** start DATA SHOWN **

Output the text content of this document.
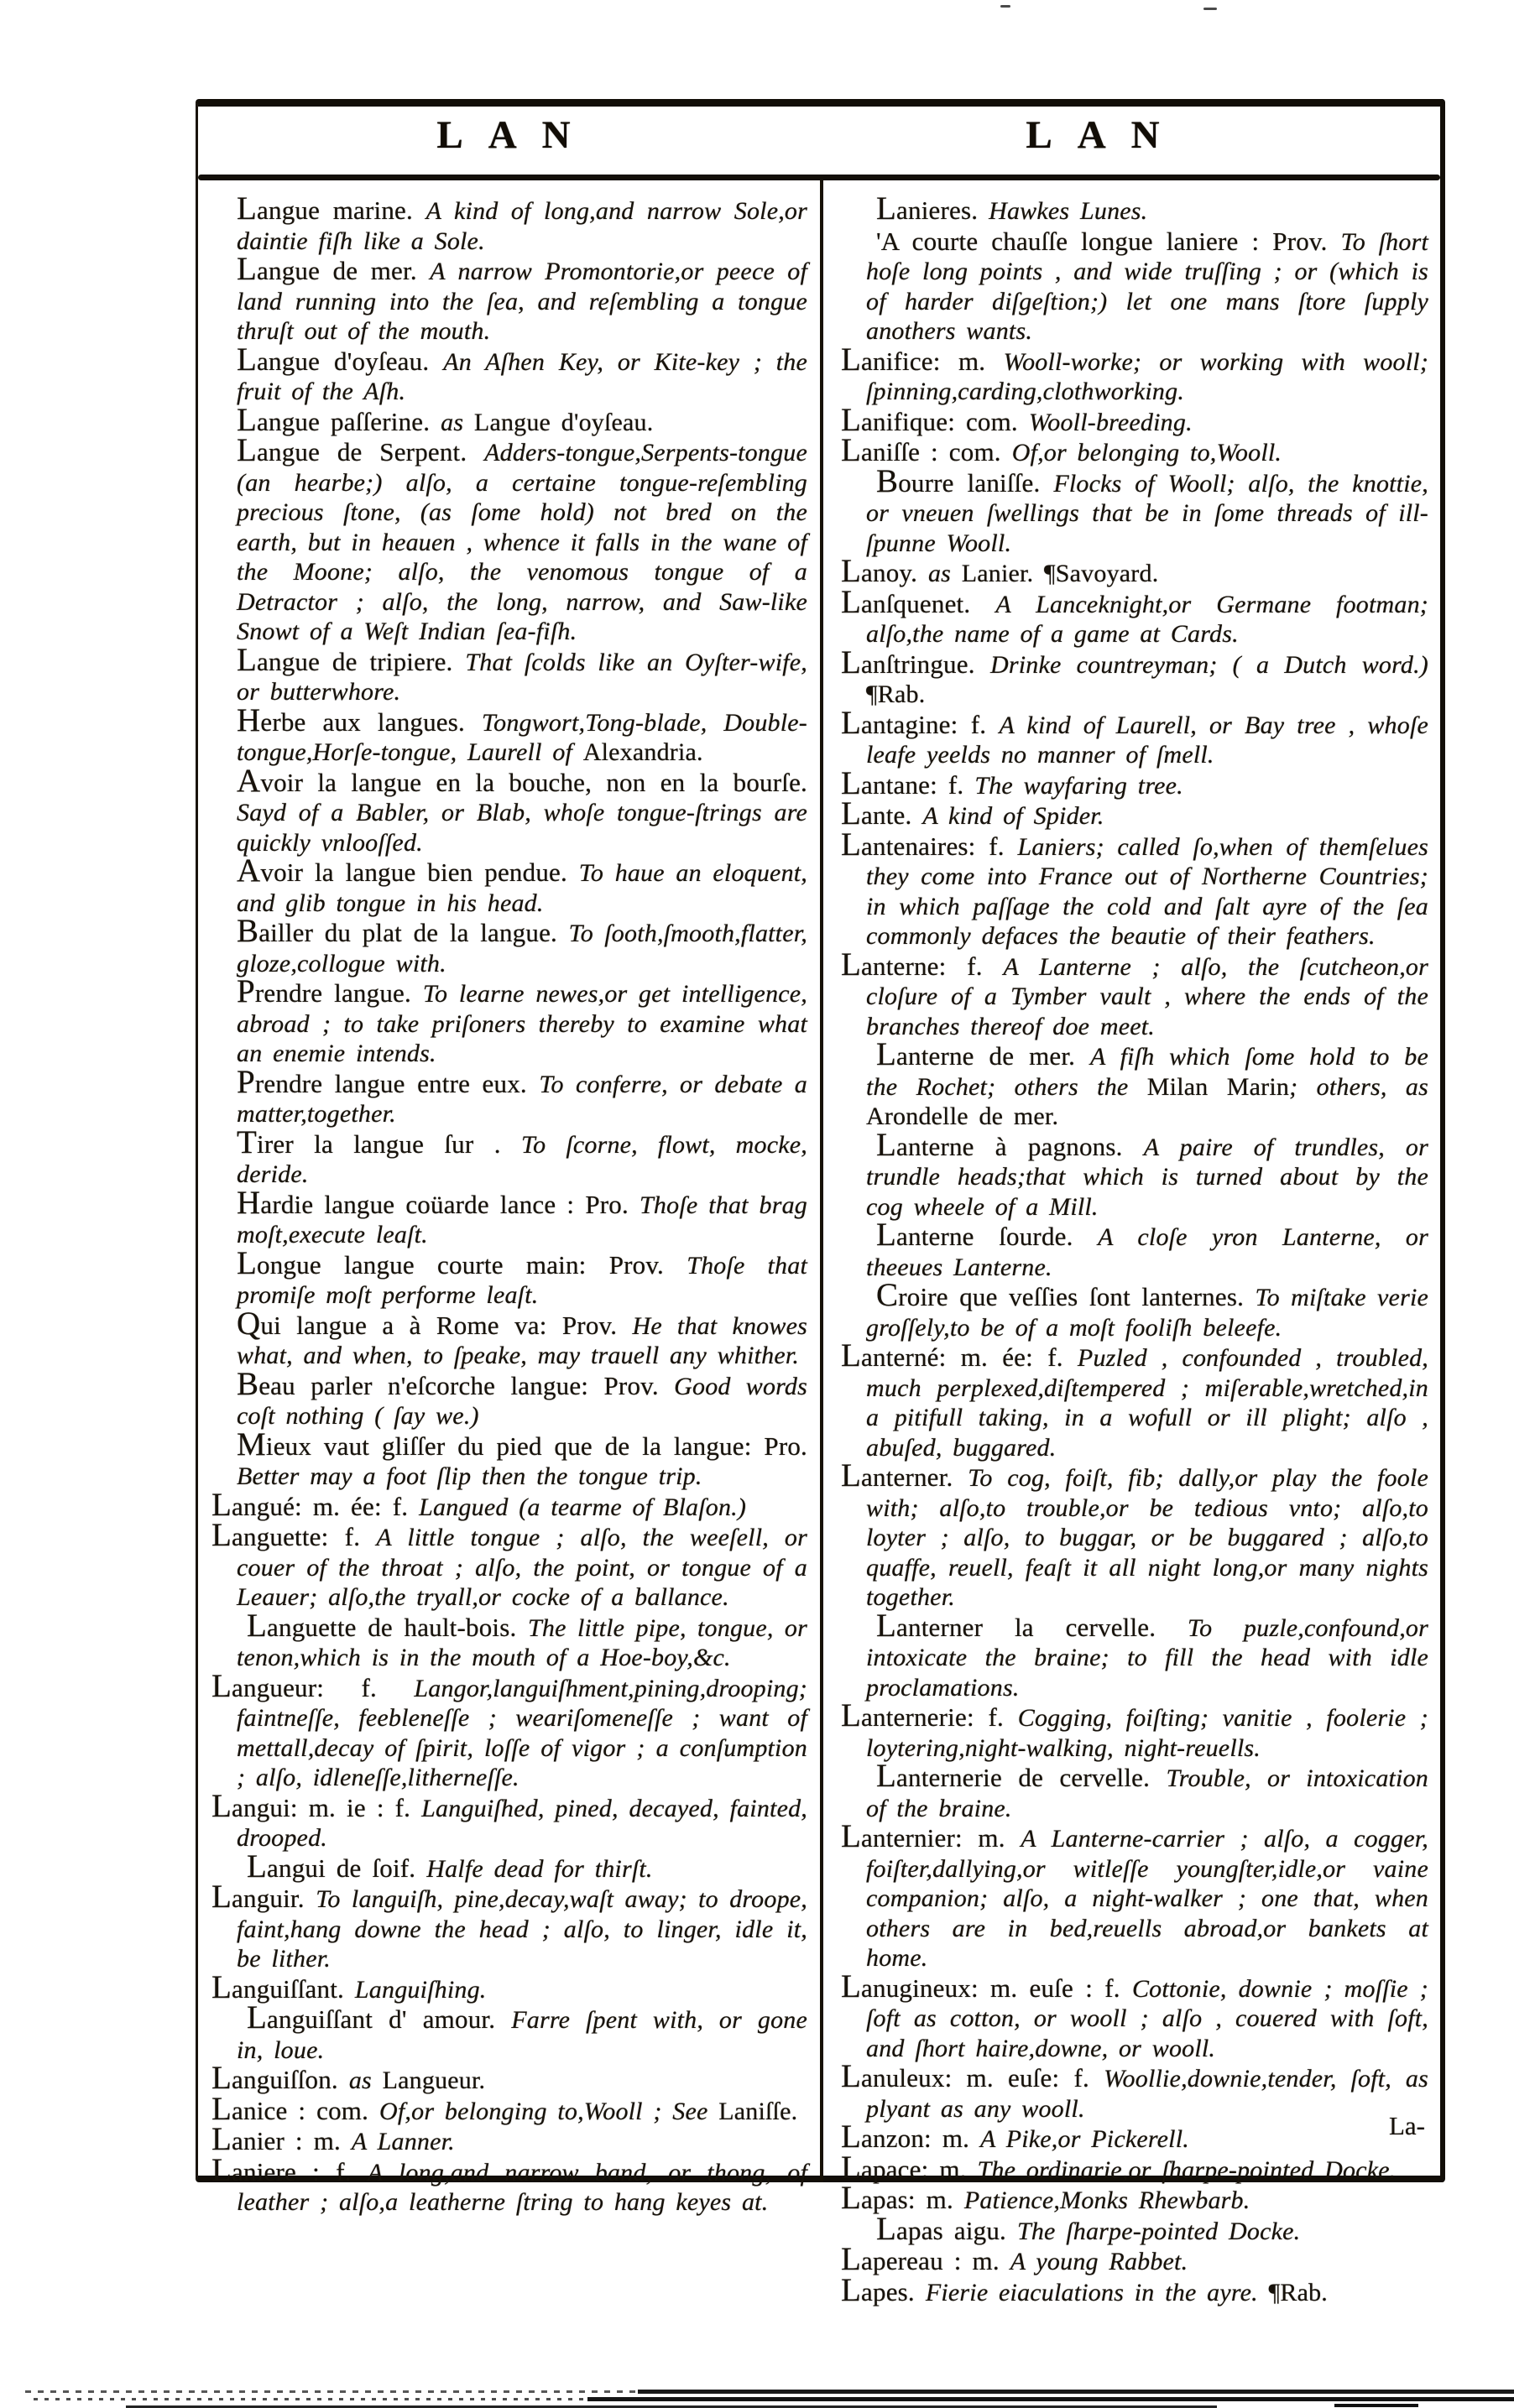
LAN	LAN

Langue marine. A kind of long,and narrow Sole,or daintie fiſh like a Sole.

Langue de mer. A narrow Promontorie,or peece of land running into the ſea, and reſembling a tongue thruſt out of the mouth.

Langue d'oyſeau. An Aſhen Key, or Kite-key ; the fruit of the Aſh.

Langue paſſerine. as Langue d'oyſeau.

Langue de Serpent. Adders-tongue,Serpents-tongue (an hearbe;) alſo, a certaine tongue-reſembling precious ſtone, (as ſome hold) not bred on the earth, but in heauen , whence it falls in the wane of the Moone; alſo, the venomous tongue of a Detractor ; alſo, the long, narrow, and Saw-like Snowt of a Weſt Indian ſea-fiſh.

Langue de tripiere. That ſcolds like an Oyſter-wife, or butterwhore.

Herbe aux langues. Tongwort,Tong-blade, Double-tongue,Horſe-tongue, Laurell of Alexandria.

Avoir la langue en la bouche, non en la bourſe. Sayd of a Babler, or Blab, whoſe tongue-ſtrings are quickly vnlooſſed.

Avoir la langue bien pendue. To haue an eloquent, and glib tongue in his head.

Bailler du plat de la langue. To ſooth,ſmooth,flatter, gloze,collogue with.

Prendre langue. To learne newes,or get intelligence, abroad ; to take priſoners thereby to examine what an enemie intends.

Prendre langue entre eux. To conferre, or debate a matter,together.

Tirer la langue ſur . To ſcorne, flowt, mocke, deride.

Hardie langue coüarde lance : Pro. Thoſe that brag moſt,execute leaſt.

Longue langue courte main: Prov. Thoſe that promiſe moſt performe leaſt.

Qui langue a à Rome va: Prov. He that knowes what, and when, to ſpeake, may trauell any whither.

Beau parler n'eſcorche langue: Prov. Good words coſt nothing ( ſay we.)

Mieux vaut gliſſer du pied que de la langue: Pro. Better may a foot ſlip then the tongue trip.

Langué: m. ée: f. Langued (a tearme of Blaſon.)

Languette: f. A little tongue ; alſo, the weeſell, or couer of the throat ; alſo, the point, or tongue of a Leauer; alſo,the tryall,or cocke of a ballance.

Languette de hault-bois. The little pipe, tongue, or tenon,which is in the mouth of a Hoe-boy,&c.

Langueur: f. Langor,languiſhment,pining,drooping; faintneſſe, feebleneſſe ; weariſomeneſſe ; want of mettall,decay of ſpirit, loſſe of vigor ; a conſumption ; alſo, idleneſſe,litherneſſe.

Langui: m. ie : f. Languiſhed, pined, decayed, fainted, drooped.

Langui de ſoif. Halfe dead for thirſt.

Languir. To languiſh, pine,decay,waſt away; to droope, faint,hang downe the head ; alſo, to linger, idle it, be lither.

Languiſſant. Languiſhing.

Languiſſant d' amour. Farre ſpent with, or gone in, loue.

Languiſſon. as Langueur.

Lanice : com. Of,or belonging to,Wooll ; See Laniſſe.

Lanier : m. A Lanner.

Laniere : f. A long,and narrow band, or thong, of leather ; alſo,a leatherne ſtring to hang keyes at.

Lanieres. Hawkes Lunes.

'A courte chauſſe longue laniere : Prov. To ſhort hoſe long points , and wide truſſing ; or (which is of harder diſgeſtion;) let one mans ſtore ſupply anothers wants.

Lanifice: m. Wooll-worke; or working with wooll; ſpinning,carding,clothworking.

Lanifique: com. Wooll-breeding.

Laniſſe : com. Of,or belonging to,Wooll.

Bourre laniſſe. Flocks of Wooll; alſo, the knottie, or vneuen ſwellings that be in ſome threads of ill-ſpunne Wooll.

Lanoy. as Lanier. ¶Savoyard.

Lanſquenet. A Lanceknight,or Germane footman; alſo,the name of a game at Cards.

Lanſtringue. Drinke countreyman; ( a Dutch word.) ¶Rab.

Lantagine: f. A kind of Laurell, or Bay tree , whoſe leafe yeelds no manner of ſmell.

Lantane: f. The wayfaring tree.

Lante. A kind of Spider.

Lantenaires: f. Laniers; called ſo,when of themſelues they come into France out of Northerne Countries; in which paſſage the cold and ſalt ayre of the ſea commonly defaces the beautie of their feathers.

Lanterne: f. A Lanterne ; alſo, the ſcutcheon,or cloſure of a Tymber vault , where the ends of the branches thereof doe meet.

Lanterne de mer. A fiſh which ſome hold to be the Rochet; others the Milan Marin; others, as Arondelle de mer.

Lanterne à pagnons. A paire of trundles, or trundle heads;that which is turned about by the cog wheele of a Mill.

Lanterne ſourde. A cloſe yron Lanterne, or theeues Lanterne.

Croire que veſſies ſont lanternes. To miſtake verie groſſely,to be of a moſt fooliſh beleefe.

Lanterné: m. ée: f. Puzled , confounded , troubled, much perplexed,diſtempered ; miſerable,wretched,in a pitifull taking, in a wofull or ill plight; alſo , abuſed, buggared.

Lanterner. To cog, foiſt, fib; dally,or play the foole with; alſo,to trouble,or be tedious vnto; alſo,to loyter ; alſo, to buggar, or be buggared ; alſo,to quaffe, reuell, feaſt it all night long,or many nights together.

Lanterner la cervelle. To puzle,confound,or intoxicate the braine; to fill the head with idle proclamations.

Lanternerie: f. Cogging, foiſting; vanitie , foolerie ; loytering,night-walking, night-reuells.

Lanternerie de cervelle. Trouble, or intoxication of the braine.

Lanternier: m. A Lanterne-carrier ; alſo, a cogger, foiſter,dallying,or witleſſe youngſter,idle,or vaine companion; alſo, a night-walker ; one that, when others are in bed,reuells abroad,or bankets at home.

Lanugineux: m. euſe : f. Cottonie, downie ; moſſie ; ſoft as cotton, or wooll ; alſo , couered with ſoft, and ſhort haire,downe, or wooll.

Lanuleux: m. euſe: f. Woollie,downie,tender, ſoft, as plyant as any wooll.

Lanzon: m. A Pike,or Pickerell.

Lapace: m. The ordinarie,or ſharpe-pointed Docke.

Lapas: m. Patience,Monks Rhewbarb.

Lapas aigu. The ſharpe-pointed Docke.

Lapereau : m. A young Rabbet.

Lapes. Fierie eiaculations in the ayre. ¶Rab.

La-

** end DATA SHOWN **

### GIVEN EXERCISE:
Set each line of the records down exactly, leaving every picture out.

### TASK ANSWER:
Output the text content of this document.
LAN	LAN

Langue marine. A kind of long,and narrow Sole,or daintie fiſh like a Sole.

Langue de mer. A narrow Promontorie,or peece of land running into the ſea, and reſembling a tongue thruſt out of the mouth.

Langue d'oyſeau. An Aſhen Key, or Kite-key ; the fruit of the Aſh.

Langue paſſerine. as Langue d'oyſeau.

Langue de Serpent. Adders-tongue,Serpents-tongue (an hearbe;) alſo, a certaine tongue-reſembling precious ſtone, (as ſome hold) not bred on the earth, but in heauen , whence it falls in the wane of the Moone; alſo, the venomous tongue of a Detractor ; alſo, the long, narrow, and Saw-like Snowt of a Weſt Indian ſea-fiſh.

Langue de tripiere. That ſcolds like an Oyſter-wife, or butterwhore.

Herbe aux langues. Tongwort,Tong-blade, Double-tongue,Horſe-tongue, Laurell of Alexandria.

Avoir la langue en la bouche, non en la bourſe. Sayd of a Babler, or Blab, whoſe tongue-ſtrings are quickly vnlooſſed.

Avoir la langue bien pendue. To haue an eloquent, and glib tongue in his head.

Bailler du plat de la langue. To ſooth,ſmooth,flatter, gloze,collogue with.

Prendre langue. To learne newes,or get intelligence, abroad ; to take priſoners thereby to examine what an enemie intends.

Prendre langue entre eux. To conferre, or debate a matter,together.

Tirer la langue ſur . To ſcorne, flowt, mocke, deride.

Hardie langue coüarde lance : Pro. Thoſe that brag moſt,execute leaſt.

Longue langue courte main: Prov. Thoſe that promiſe moſt performe leaſt.

Qui langue a à Rome va: Prov. He that knowes what, and when, to ſpeake, may trauell any whither.

Beau parler n'eſcorche langue: Prov. Good words coſt nothing ( ſay we.)

Mieux vaut gliſſer du pied que de la langue: Pro. Better may a foot ſlip then the tongue trip.

Langué: m. ée: f. Langued (a tearme of Blaſon.)

Languette: f. A little tongue ; alſo, the weeſell, or couer of the throat ; alſo, the point, or tongue of a Leauer; alſo,the tryall,or cocke of a ballance.

Languette de hault-bois. The little pipe, tongue, or tenon,which is in the mouth of a Hoe-boy,&c.

Langueur: f. Langor,languiſhment,pining,drooping; faintneſſe, feebleneſſe ; weariſomeneſſe ; want of mettall,decay of ſpirit, loſſe of vigor ; a conſumption ; alſo, idleneſſe,litherneſſe.

Langui: m. ie : f. Languiſhed, pined, decayed, fainted, drooped.

Langui de ſoif. Halfe dead for thirſt.

Languir. To languiſh, pine,decay,waſt away; to droope, faint,hang downe the head ; alſo, to linger, idle it, be lither.

Languiſſant. Languiſhing.

Languiſſant d' amour. Farre ſpent with, or gone in, loue.

Languiſſon. as Langueur.

Lanice : com. Of,or belonging to,Wooll ; See Laniſſe.

Lanier : m. A Lanner.

Laniere : f. A long,and narrow band, or thong, of leather ; alſo,a leatherne ſtring to hang keyes at.

Lanieres. Hawkes Lunes.

'A courte chauſſe longue laniere : Prov. To ſhort hoſe long points , and wide truſſing ; or (which is of harder diſgeſtion;) let one mans ſtore ſupply anothers wants.

Lanifice: m. Wooll-worke; or working with wooll; ſpinning,carding,clothworking.

Lanifique: com. Wooll-breeding.

Laniſſe : com. Of,or belonging to,Wooll.

Bourre laniſſe. Flocks of Wooll; alſo, the knottie, or vneuen ſwellings that be in ſome threads of ill-ſpunne Wooll.

Lanoy. as Lanier. ¶Savoyard.

Lanſquenet. A Lanceknight,or Germane footman; alſo,the name of a game at Cards.

Lanſtringue. Drinke countreyman; ( a Dutch word.) ¶Rab.

Lantagine: f. A kind of Laurell, or Bay tree , whoſe leafe yeelds no manner of ſmell.

Lantane: f. The wayfaring tree.

Lante. A kind of Spider.

Lantenaires: f. Laniers; called ſo,when of themſelues they come into France out of Northerne Countries; in which paſſage the cold and ſalt ayre of the ſea commonly defaces the beautie of their feathers.

Lanterne: f. A Lanterne ; alſo, the ſcutcheon,or cloſure of a Tymber vault , where the ends of the branches thereof doe meet.

Lanterne de mer. A fiſh which ſome hold to be the Rochet; others the Milan Marin; others, as Arondelle de mer.

Lanterne à pagnons. A paire of trundles, or trundle heads;that which is turned about by the cog wheele of a Mill.

Lanterne ſourde. A cloſe yron Lanterne, or theeues Lanterne.

Croire que veſſies ſont lanternes. To miſtake verie groſſely,to be of a moſt fooliſh beleefe.

Lanterné: m. ée: f. Puzled , confounded , troubled, much perplexed,diſtempered ; miſerable,wretched,in a pitifull taking, in a wofull or ill plight; alſo , abuſed, buggared.

Lanterner. To cog, foiſt, fib; dally,or play the foole with; alſo,to trouble,or be tedious vnto; alſo,to loyter ; alſo, to buggar, or be buggared ; alſo,to quaffe, reuell, feaſt it all night long,or many nights together.

Lanterner la cervelle. To puzle,confound,or intoxicate the braine; to fill the head with idle proclamations.

Lanternerie: f. Cogging, foiſting; vanitie , foolerie ; loytering,night-walking, night-reuells.

Lanternerie de cervelle. Trouble, or intoxication of the braine.

Lanternier: m. A Lanterne-carrier ; alſo, a cogger, foiſter,dallying,or witleſſe youngſter,idle,or vaine companion; alſo, a night-walker ; one that, when others are in bed,reuells abroad,or bankets at home.

Lanugineux: m. euſe : f. Cottonie, downie ; moſſie ; ſoft as cotton, or wooll ; alſo , couered with ſoft, and ſhort haire,downe, or wooll.

Lanuleux: m. euſe: f. Woollie,downie,tender, ſoft, as plyant as any wooll.

Lanzon: m. A Pike,or Pickerell.

Lapace: m. The ordinarie,or ſharpe-pointed Docke.

Lapas: m. Patience,Monks Rhewbarb.

Lapas aigu. The ſharpe-pointed Docke.

Lapereau : m. A young Rabbet.

Lapes. Fierie eiaculations in the ayre. ¶Rab.

La-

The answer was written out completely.